- Text -

★ ★ ★ ★ ★

Der Börsenverein vertritt den Standpunkt, die besondere Leihgebühr lasse aus
der zulässigen Leihe eine unzulässige Vermietung werden. Das Gutachten von
Schulze kommt zum gleichen Ergebnis.
Mich überzeugt das nicht. Es ist anerkannt, daß die Erhebung von Gebühren als
solche eine Leihe nicht ausschließt, sofern keine Gewinne erwirtschaftet
werden, sondern lediglich der Verwaltungsaufwand abgegolten wird. Problematisch
ist hier, und da greift die Argumentation von Schulze ein, daß die Bibliotheken
mit den erhöhten Einnahmen durch die Bestseller ihren Erwerbungsetat erhöhen
wollen. So gesehen sind hier "Gewinne" beabsichtigt. Ob sich dieses Vorgehen
tatsächlich rechnet, ist eine andere Frage. Es kommt auf die rechtliche
Bewertung an.
Schulze kommt zu dem Schluß: "Sie [die Einnahmen] dienen der Beschaffung und
letztlich dem Erwerb, also Erwerbzwecken."
Das ist ein hübsches Wortspiel, um zu dem Verbot in § 17 Abs. 3 Satz 1 UrhG zu
kommen, wobei dem Begriff "Erwerb" unter Hand eine andere Bedeutung
untergeschoben wird. Der "Erwerb" im ersten Teil des Satzes ist die Beschaffung
von Büchern, der "Erwerb" im zweiten Teil die Erzielung von Einkommen,
wirtschaftlich gesehen also von Gewinn.
Liegt also ein urheberrechtlich problematischer Erwerbszweck vor? Das ist
letztlich durch Auslegung zu bestimmen. Schulze vermeidet es aus verständlichen
Gründen, auf den besonderen Zweck der Bibliotheken näher einzugehen: der
Erwerbszweck der Bibliothek ist ein öffentlicher Zweck, insofern er der
Stärkung ihrer (schwachen!) Kaufkraft und damit der Bereitstellung von
Literatur für die Allgemeinheit dient. Dieser Vorgang ist mitnichten ein
wirtschaftlich lohnender, sondern ein Zuschußgeschäft. Auch ist es nicht
zutreffend, einfach zu behaupten, mit einer allgemeinen Leserausweisgebühr sei
die gesamte Benutzung einer Bibliothek abgegolten. Bibliotheken können immer
für besondere Nutzung auch eine besondere Gebühr erheben.
Vollkommen unbeanstandet findet eine solche Praxis schon seit Jahren für DVDs
oder andere stärker benutzte "besondere" Medien statt. Ziel dieser Gebühr ist
es neben der Erzielung moderater, aber nicht kostendeckender Einnahmen, und der
Deckung besonderen Verwaltungsaufwandes (Zurückspulen von Kassetten bei Videos
und dergleichen) die Benutzung viel gefragter Bestände zu kanalisieren. Das ist
gebührenrechtlich nicht zu beanstanden. Eine derartige "Schutzgebühr" findet
sich etwa bei der Fernleihe.

★ ★ ★ ★ ★

- Aufgabenstellung -
1. Beantworte anhand des Textes folgende Fragen:
(a) Wer vertritt laut Text den Standpunkt, die besondere Leihgebühr lasse aus der zulässigen Leihe eine unzulässige Vermietung werden?
(b) Zu welchem Verbot führt nach dem Text das „hübsche Wortspiel“ um den Begriff „Erwerb“?
(c) Bei welchem Angebot findet sich laut Text eine derartige „Schutzgebühr“?
2. Nenne alle Ziele, die der Text für die besondere Gebühr bei DVDs und anderen stärker benutzten Medien angibt.
Das Material spielt hierfür keine Rolle.

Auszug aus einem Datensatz
★ ★ ★ ★ ★

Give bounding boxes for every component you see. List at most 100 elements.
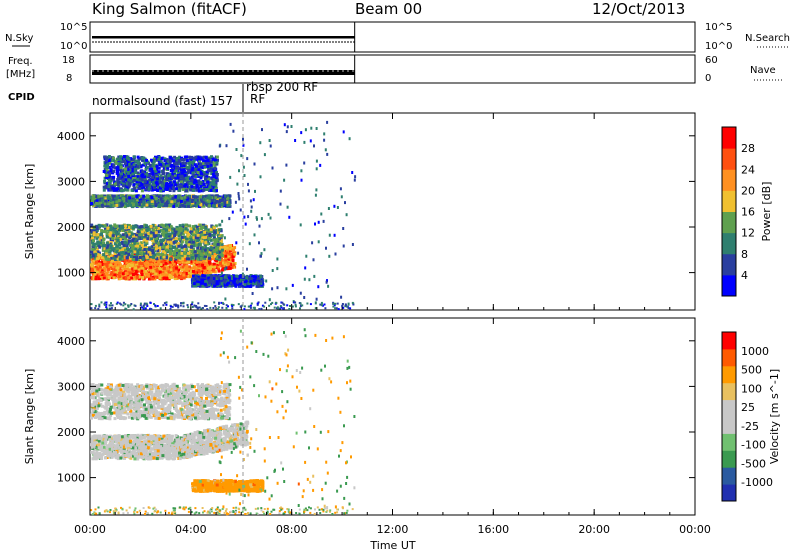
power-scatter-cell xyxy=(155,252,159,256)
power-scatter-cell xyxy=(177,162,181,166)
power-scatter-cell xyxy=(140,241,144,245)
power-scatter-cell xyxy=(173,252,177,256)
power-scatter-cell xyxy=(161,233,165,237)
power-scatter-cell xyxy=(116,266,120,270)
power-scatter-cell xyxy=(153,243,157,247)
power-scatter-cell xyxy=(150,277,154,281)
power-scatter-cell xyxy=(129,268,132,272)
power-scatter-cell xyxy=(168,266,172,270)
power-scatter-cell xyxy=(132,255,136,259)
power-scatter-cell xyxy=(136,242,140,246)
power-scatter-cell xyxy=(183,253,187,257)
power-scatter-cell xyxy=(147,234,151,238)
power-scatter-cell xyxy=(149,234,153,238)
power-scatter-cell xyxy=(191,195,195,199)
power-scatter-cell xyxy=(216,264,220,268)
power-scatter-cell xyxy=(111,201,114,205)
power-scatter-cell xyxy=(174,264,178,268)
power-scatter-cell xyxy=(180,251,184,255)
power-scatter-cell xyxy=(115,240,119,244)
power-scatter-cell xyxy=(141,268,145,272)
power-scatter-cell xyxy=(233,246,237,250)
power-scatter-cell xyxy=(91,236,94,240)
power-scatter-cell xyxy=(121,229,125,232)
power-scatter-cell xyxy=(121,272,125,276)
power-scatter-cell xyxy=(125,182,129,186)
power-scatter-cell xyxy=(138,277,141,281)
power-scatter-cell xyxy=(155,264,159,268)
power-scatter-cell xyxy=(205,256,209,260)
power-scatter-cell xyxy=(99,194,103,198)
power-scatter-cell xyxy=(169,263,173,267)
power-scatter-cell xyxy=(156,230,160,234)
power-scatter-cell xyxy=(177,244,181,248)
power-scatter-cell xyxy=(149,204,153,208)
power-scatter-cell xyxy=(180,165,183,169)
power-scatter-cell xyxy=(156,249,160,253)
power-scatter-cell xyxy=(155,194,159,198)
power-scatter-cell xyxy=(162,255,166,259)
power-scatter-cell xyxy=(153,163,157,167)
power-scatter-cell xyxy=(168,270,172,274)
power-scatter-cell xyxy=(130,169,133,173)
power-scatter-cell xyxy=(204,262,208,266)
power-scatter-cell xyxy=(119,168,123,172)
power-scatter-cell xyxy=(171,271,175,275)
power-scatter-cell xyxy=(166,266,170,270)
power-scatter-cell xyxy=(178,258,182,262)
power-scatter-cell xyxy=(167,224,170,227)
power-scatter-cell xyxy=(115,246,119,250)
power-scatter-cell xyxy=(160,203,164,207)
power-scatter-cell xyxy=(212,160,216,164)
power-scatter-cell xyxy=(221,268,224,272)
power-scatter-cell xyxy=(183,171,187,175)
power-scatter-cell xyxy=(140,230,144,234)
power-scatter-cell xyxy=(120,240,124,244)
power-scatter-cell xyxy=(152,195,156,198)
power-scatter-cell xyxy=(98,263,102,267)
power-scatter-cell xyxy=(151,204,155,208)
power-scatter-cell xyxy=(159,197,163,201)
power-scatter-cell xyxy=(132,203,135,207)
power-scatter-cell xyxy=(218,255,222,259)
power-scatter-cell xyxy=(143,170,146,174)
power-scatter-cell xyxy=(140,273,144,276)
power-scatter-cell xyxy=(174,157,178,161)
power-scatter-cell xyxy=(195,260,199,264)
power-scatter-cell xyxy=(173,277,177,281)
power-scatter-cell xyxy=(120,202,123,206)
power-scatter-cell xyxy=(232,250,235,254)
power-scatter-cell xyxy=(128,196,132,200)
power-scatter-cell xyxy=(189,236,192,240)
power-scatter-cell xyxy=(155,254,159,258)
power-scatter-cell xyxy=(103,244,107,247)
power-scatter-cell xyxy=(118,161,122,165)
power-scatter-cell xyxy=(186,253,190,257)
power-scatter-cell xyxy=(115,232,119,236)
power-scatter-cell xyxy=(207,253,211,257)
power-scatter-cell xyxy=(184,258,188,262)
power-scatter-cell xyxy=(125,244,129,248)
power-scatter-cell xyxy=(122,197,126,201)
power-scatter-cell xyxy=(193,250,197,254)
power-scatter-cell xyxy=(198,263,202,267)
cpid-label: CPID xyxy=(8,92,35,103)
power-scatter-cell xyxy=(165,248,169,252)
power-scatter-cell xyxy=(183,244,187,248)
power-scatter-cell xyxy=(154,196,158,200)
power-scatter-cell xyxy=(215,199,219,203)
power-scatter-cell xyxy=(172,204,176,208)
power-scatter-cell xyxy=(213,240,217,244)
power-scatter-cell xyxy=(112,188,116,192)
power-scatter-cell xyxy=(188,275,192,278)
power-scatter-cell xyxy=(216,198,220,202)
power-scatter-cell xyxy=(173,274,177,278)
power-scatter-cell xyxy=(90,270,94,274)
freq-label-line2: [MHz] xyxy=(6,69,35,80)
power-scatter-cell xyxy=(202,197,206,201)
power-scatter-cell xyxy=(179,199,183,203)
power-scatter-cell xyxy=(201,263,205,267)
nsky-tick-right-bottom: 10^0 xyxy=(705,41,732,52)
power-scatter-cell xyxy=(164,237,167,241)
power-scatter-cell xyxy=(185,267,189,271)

★ ★ ★ ★ ★

- Lösungen -
1.
(a) Der Börsenverein.
(b) Zu dem Verbot in § 17 Abs. 3 Satz 1 UrhG.
(c) Bei der Fernleihe.

2.
- Erzielung moderater, aber nicht kostendeckender Einnahmen
- Deckung besonderen Verwaltungsaufwandes, etwa das Zurückspulen von Kassetten bei Videos
- Kanalisierung der Benutzung viel gefragter Bestände